• **Aim of the task**
From the listing below, select every line where the word "object" appears.
============
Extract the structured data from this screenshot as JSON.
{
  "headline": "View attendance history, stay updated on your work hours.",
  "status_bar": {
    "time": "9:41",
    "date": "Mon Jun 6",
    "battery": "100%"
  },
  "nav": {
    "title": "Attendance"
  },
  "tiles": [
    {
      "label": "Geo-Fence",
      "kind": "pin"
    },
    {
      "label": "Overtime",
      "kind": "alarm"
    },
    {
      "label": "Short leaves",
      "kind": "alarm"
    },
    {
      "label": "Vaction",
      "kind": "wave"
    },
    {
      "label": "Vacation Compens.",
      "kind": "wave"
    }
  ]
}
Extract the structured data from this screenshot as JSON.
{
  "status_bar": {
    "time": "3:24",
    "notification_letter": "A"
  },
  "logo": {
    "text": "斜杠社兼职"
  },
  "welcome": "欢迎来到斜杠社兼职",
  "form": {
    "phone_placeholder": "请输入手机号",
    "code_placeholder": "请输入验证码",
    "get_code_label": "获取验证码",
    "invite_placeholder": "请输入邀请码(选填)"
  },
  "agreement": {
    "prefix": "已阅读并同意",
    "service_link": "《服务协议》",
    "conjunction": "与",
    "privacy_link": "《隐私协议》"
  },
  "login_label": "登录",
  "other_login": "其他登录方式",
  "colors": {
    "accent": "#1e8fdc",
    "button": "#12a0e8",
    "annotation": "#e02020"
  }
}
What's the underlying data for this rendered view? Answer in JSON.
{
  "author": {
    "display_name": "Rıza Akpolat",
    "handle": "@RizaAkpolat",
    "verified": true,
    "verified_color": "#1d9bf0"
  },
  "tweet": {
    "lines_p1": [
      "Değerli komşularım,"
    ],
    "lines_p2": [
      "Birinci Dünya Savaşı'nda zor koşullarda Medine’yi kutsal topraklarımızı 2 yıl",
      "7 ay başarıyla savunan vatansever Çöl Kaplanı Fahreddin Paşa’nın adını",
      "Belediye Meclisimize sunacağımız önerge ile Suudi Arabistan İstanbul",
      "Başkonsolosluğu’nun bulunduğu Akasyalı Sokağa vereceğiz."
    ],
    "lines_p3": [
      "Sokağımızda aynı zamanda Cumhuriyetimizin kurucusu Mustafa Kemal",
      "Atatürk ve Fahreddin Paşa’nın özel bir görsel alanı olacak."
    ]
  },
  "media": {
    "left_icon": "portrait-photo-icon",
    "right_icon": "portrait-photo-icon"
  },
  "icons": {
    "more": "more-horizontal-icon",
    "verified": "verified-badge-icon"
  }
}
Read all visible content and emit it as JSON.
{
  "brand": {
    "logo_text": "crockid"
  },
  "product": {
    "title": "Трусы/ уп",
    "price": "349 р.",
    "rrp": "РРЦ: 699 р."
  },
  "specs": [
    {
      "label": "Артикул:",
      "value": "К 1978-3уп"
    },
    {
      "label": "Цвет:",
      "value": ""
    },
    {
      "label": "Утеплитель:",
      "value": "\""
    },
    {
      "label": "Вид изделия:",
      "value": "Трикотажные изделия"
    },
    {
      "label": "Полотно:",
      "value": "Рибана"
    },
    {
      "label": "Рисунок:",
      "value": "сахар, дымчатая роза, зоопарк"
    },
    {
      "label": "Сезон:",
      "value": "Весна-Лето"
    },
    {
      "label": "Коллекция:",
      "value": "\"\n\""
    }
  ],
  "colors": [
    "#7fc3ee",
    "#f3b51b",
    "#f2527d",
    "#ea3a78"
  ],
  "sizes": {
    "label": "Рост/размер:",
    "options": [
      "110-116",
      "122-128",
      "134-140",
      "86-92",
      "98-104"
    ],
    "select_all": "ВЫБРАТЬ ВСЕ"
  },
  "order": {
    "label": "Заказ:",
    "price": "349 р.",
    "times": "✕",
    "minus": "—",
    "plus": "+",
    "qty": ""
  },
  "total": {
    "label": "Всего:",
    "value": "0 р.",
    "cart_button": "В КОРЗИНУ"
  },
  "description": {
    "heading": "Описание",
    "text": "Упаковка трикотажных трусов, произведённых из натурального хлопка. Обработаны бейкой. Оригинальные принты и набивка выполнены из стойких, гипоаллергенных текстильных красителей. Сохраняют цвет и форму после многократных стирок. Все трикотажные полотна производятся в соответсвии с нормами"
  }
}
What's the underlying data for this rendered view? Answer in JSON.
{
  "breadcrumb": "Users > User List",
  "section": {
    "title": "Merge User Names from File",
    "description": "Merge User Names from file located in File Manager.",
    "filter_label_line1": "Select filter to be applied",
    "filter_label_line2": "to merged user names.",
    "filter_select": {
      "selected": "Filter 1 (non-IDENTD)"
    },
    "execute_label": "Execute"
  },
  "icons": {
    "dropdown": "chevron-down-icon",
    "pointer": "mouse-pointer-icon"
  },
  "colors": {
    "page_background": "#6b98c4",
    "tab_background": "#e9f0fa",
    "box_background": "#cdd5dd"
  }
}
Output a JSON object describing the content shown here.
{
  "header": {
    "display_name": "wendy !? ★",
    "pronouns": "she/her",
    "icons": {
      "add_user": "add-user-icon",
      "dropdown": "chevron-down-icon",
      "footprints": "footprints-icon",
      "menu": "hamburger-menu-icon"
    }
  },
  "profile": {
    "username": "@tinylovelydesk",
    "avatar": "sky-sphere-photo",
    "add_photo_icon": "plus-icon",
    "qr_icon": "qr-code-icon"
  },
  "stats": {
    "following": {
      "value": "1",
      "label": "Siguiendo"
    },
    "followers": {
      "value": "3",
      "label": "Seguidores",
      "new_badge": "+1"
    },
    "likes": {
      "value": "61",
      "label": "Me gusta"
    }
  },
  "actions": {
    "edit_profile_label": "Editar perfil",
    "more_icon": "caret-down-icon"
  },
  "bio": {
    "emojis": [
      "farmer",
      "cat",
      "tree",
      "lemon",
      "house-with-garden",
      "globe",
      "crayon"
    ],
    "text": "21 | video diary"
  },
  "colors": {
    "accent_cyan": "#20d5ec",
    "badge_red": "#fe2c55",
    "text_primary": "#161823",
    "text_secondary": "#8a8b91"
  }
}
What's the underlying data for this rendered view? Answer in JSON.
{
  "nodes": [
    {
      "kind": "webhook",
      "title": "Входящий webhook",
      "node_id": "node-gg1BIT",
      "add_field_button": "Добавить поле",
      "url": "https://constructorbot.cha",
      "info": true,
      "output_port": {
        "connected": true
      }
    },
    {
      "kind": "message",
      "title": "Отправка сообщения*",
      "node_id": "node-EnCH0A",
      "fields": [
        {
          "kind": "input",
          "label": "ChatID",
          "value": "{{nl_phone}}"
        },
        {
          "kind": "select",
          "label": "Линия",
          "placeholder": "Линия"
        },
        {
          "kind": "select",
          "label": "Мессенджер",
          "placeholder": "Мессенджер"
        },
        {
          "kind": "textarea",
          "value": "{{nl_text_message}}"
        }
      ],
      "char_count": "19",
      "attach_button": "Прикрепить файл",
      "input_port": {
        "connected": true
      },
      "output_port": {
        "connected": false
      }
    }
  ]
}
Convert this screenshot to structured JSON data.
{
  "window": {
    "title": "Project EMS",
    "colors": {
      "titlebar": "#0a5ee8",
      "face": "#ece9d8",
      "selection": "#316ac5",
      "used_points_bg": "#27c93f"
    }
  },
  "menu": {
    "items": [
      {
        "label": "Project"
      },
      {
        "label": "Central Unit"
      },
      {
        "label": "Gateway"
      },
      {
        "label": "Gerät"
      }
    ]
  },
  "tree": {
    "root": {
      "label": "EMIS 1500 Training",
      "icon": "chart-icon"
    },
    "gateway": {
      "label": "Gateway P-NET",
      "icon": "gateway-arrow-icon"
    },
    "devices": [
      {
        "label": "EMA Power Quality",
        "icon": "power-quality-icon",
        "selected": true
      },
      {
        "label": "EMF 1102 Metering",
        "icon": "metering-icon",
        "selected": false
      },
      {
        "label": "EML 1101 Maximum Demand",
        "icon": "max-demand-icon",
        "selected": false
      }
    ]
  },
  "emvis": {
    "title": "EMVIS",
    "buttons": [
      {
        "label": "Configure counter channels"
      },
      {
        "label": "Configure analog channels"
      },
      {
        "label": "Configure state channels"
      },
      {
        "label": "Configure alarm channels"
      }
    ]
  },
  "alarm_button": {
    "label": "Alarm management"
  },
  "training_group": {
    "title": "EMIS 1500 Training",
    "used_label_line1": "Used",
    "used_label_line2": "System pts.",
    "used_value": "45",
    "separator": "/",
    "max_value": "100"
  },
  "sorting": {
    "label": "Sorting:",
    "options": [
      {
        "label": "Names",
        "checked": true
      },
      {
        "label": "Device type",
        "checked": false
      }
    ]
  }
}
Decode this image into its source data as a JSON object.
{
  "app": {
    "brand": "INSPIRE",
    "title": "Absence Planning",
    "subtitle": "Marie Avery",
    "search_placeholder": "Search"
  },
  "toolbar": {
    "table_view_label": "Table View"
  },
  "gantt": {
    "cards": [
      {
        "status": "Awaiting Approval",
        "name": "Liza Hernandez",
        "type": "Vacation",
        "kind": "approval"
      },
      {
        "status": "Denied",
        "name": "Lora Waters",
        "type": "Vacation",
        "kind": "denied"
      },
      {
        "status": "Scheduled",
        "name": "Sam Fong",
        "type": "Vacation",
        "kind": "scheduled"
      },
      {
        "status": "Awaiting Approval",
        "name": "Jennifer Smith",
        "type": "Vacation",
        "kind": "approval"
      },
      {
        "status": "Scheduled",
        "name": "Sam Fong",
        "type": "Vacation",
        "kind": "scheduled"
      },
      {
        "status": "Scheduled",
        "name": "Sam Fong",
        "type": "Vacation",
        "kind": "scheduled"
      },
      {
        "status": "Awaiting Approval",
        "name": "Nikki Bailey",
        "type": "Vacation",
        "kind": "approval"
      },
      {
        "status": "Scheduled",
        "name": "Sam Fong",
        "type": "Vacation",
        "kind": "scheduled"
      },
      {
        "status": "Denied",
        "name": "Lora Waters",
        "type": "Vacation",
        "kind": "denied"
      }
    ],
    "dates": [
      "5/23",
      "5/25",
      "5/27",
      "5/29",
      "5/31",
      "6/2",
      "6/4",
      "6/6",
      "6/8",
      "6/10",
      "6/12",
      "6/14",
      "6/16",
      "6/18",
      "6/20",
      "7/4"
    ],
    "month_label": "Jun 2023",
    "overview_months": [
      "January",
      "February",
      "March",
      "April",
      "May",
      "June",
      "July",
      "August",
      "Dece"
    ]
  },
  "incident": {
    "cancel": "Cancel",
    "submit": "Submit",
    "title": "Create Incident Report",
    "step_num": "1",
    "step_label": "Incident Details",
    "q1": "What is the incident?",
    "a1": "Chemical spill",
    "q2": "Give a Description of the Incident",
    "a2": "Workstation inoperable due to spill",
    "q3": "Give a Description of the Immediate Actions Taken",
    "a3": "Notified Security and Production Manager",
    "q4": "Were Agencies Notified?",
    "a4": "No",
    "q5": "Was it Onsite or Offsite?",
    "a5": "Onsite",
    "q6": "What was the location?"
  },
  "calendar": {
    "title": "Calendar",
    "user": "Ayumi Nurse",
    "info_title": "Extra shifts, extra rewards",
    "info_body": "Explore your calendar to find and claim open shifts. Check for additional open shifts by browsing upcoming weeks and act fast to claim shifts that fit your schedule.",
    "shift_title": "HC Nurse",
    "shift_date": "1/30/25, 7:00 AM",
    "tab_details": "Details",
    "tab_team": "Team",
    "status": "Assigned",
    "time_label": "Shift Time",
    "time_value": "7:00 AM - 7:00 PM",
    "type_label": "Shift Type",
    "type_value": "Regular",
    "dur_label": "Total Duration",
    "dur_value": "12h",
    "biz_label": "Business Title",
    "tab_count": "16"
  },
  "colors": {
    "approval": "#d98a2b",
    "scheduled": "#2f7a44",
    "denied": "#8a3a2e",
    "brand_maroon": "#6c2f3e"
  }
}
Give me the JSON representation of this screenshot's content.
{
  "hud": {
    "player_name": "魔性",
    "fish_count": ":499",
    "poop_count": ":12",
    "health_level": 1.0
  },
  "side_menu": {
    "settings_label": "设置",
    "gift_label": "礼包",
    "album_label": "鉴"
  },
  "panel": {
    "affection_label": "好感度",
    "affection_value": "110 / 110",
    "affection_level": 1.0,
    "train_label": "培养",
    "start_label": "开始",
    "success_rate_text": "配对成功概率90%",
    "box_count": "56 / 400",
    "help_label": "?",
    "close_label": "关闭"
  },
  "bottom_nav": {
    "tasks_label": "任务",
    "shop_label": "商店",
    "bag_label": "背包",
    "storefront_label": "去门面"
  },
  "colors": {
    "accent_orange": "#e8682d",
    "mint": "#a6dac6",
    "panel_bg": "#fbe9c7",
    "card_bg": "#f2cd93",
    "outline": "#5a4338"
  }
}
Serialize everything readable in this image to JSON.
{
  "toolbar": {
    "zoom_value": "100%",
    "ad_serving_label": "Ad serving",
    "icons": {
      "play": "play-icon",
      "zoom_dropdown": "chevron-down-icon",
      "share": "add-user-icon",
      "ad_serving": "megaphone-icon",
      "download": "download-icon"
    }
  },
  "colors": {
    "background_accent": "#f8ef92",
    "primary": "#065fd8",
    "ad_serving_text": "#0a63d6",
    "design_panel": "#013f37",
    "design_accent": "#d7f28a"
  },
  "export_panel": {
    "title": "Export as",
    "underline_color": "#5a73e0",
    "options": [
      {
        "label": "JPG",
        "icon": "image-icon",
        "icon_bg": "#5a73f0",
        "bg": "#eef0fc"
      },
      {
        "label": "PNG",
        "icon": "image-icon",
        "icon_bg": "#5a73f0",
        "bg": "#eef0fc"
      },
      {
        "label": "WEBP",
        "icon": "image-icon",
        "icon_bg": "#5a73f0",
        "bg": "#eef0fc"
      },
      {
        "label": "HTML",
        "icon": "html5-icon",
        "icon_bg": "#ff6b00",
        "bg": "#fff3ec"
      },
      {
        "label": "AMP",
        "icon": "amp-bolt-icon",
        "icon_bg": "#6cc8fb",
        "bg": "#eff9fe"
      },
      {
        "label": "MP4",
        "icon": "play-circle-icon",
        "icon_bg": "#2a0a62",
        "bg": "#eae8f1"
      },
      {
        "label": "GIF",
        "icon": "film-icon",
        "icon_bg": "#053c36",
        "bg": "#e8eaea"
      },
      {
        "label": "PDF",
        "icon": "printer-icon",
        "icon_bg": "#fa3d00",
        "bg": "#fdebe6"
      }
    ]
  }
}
============
• **Solution below**
Output a JSON object describing the content shown here.
Decode this image into its source data as a JSON object.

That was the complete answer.